**SET PROBLEM:** Without the images, print all the entries below exactly as given.
--- begin ENTRIES PROVIDED ---
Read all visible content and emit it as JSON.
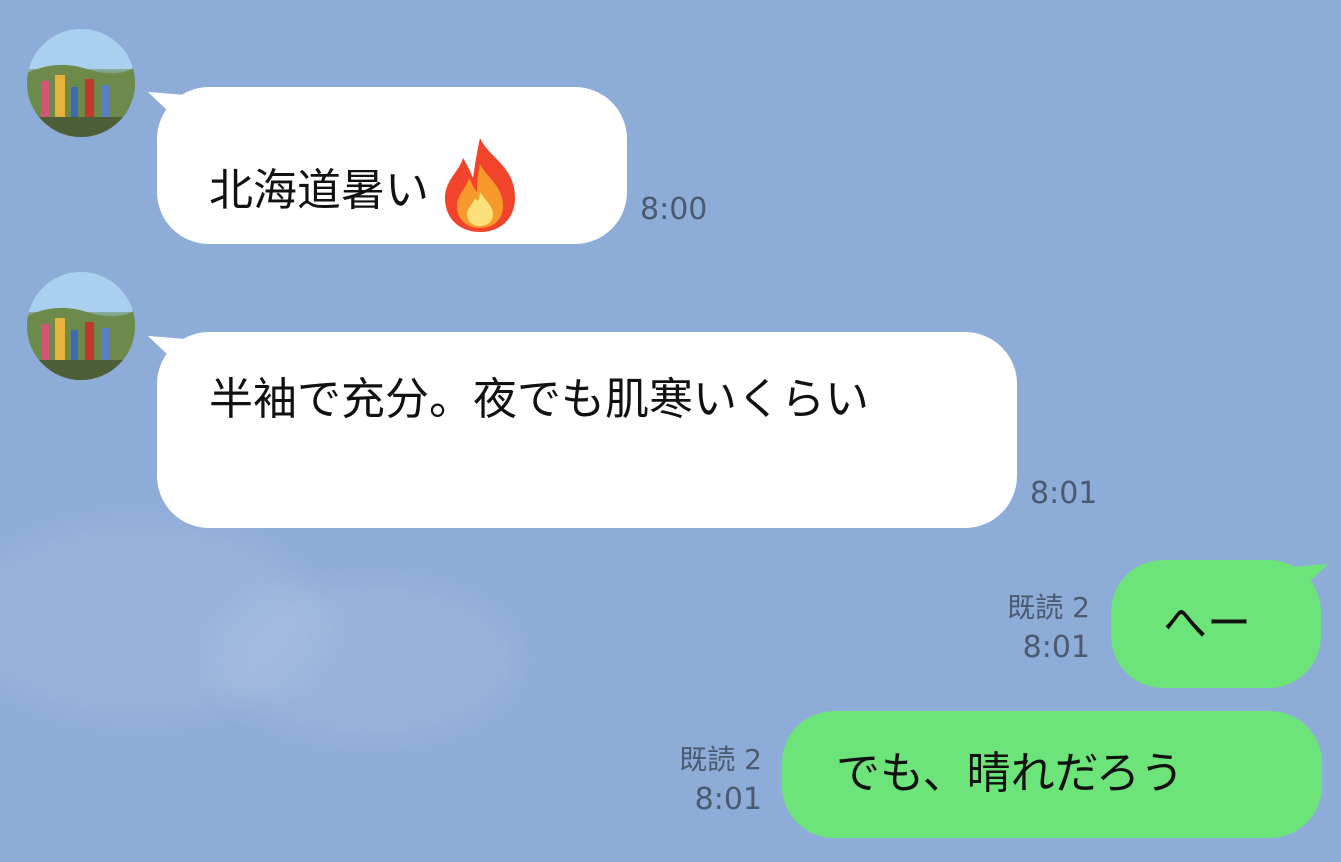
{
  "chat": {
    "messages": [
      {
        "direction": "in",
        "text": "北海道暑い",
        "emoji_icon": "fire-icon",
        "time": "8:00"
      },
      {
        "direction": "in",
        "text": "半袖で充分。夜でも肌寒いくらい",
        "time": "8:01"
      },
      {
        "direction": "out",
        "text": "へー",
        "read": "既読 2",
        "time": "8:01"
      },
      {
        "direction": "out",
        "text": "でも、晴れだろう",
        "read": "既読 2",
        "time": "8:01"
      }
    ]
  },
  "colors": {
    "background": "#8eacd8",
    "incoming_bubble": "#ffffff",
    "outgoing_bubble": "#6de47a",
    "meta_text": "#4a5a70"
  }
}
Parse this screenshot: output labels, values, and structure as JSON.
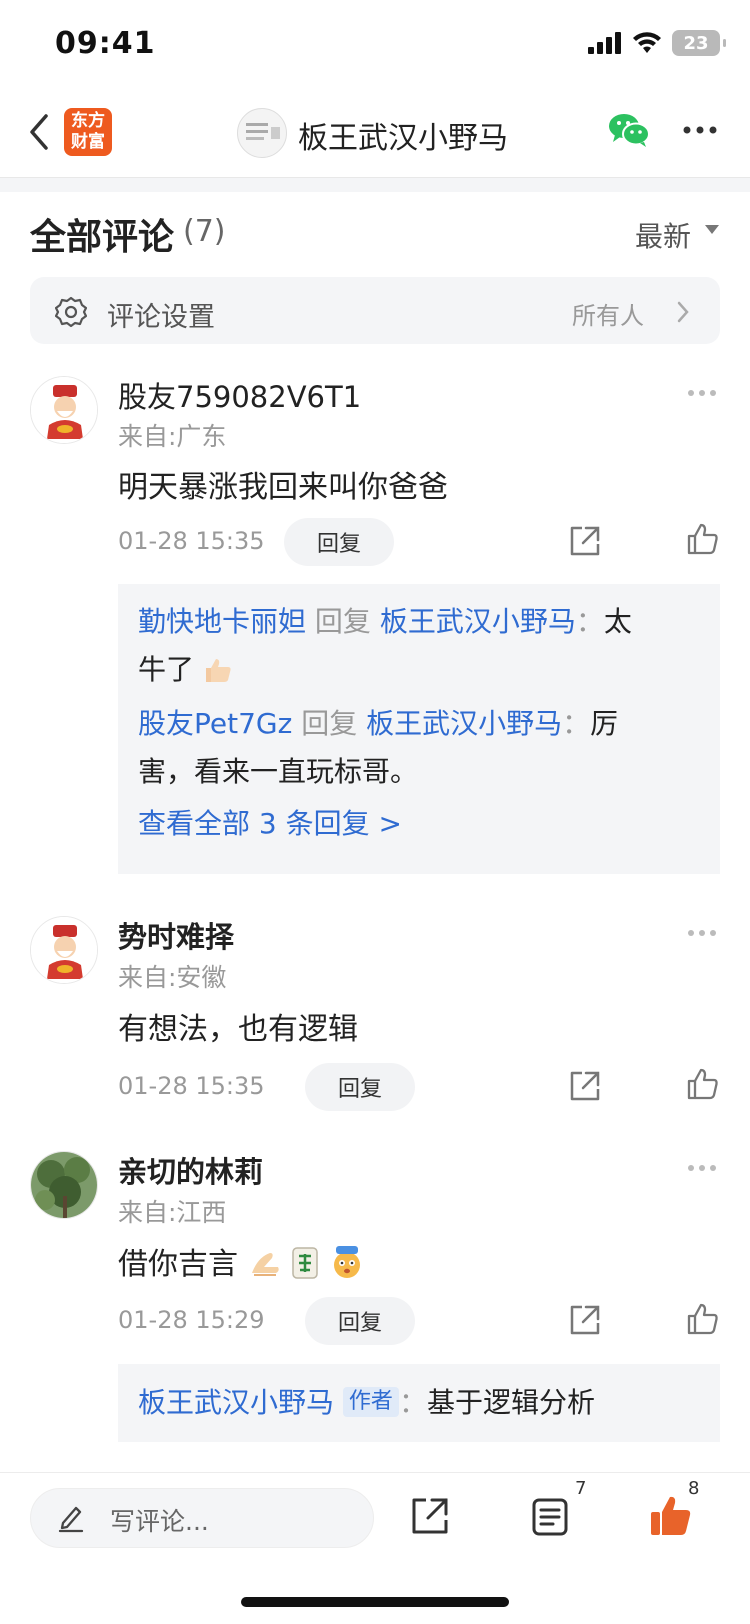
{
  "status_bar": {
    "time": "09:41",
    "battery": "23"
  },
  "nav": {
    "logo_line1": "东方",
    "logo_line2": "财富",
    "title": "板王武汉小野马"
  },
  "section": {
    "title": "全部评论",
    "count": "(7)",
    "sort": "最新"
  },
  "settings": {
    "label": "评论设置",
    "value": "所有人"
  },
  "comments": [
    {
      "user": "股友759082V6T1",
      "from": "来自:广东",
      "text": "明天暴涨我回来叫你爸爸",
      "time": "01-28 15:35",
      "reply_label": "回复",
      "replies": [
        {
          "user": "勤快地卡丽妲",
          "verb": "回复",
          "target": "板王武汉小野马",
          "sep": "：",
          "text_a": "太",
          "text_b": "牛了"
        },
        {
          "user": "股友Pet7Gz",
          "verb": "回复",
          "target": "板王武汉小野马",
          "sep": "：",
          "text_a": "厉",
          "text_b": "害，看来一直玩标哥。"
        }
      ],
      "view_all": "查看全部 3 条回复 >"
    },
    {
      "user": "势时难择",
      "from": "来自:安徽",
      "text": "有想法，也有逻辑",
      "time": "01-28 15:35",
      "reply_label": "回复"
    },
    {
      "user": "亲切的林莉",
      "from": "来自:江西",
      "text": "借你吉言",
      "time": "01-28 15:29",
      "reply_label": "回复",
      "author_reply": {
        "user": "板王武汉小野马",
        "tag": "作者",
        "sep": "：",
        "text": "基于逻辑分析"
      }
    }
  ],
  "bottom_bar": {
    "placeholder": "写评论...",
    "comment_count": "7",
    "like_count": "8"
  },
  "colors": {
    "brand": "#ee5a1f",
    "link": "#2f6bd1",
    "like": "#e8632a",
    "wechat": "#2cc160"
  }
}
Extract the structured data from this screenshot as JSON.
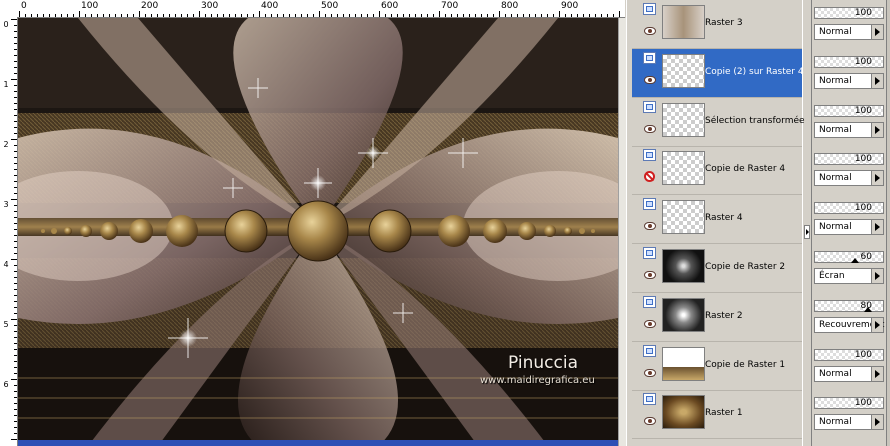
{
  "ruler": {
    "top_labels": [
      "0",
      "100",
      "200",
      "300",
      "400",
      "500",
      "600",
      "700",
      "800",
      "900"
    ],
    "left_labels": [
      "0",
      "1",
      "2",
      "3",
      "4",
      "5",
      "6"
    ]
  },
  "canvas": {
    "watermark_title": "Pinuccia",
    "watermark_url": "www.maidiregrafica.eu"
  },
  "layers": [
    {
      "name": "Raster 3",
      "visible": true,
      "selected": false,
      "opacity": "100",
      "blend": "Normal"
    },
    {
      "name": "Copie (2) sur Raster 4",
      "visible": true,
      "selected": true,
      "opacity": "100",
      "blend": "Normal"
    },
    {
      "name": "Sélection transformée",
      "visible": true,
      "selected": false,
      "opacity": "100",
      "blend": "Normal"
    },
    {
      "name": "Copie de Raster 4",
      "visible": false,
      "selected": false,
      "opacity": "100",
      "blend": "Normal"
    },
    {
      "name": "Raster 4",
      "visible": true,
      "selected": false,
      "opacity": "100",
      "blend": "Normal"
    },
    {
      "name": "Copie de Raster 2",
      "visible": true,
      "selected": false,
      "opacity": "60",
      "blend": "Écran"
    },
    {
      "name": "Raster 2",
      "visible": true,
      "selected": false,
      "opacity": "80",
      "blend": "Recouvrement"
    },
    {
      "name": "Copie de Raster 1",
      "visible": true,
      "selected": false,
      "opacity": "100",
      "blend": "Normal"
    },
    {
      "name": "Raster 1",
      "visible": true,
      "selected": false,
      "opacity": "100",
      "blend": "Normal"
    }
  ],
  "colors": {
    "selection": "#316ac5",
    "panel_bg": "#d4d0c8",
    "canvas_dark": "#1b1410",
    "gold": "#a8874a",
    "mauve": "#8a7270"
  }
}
--- end ENTRIES PROVIDED ---
**IN RESPONSE:**
Read all visible content and emit it as JSON.
{
  "chat": {
    "messages": [
      {
        "direction": "in",
        "text": "北海道暑い",
        "emoji_icon": "fire-icon",
        "time": "8:00"
      },
      {
        "direction": "in",
        "text": "半袖で充分。夜でも肌寒いくらい",
        "time": "8:01"
      },
      {
        "direction": "out",
        "text": "へー",
        "read": "既読 2",
        "time": "8:01"
      },
      {
        "direction": "out",
        "text": "でも、晴れだろう",
        "read": "既読 2",
        "time": "8:01"
      }
    ]
  },
  "colors": {
    "background": "#8eacd8",
    "incoming_bubble": "#ffffff",
    "outgoing_bubble": "#6de47a",
    "meta_text": "#4a5a70"
  }
}
Parse this screenshot: output labels, values, and structure as JSON.
{
  "status_bar": {
    "time": "09:41",
    "battery": "23"
  },
  "nav": {
    "logo_line1": "东方",
    "logo_line2": "财富",
    "title": "板王武汉小野马"
  },
  "section": {
    "title": "全部评论",
    "count": "(7)",
    "sort": "最新"
  },
  "settings": {
    "label": "评论设置",
    "value": "所有人"
  },
  "comments": [
    {
      "user": "股友759082V6T1",
      "from": "来自:广东",
      "text": "明天暴涨我回来叫你爸爸",
      "time": "01-28 15:35",
      "reply_label": "回复",
      "replies": [
        {
          "user": "勤快地卡丽妲",
          "verb": "回复",
          "target": "板王武汉小野马",
          "sep": "：",
          "text_a": "太",
          "text_b": "牛了"
        },
        {
          "user": "股友Pet7Gz",
          "verb": "回复",
          "target": "板王武汉小野马",
          "sep": "：",
          "text_a": "厉",
          "text_b": "害，看来一直玩标哥。"
        }
      ],
      "view_all": "查看全部 3 条回复 >"
    },
    {
      "user": "势时难择",
      "from": "来自:安徽",
      "text": "有想法，也有逻辑",
      "time": "01-28 15:35",
      "reply_label": "回复"
    },
    {
      "user": "亲切的林莉",
      "from": "来自:江西",
      "text": "借你吉言",
      "time": "01-28 15:29",
      "reply_label": "回复",
      "author_reply": {
        "user": "板王武汉小野马",
        "tag": "作者",
        "sep": "：",
        "text": "基于逻辑分析"
      }
    }
  ],
  "bottom_bar": {
    "placeholder": "写评论...",
    "comment_count": "7",
    "like_count": "8"
  },
  "colors": {
    "brand": "#ee5a1f",
    "link": "#2f6bd1",
    "like": "#e8632a",
    "wechat": "#2cc160"
  }
}
Extract the structured data from this screenshot as JSON.
{
  "ruler": {
    "top_labels": [
      "0",
      "100",
      "200",
      "300",
      "400",
      "500",
      "600",
      "700",
      "800",
      "900"
    ],
    "left_labels": [
      "0",
      "1",
      "2",
      "3",
      "4",
      "5",
      "6"
    ]
  },
  "canvas": {
    "watermark_title": "Pinuccia",
    "watermark_url": "www.maidiregrafica.eu"
  },
  "layers": [
    {
      "name": "Raster 3",
      "visible": true,
      "selected": false,
      "opacity": "100",
      "blend": "Normal"
    },
    {
      "name": "Copie (2) sur Raster 4",
      "visible": true,
      "selected": true,
      "opacity": "100",
      "blend": "Normal"
    },
    {
      "name": "Sélection transformée",
      "visible": true,
      "selected": false,
      "opacity": "100",
      "blend": "Normal"
    },
    {
      "name": "Copie de Raster 4",
      "visible": false,
      "selected": false,
      "opacity": "100",
      "blend": "Normal"
    },
    {
      "name": "Raster 4",
      "visible": true,
      "selected": false,
      "opacity": "100",
      "blend": "Normal"
    },
    {
      "name": "Copie de Raster 2",
      "visible": true,
      "selected": false,
      "opacity": "60",
      "blend": "Écran"
    },
    {
      "name": "Raster 2",
      "visible": true,
      "selected": false,
      "opacity": "80",
      "blend": "Recouvrement"
    },
    {
      "name": "Copie de Raster 1",
      "visible": true,
      "selected": false,
      "opacity": "100",
      "blend": "Normal"
    },
    {
      "name": "Raster 1",
      "visible": true,
      "selected": false,
      "opacity": "100",
      "blend": "Normal"
    }
  ],
  "colors": {
    "selection": "#316ac5",
    "panel_bg": "#d4d0c8",
    "canvas_dark": "#1b1410",
    "gold": "#a8874a",
    "mauve": "#8a7270"
  }
}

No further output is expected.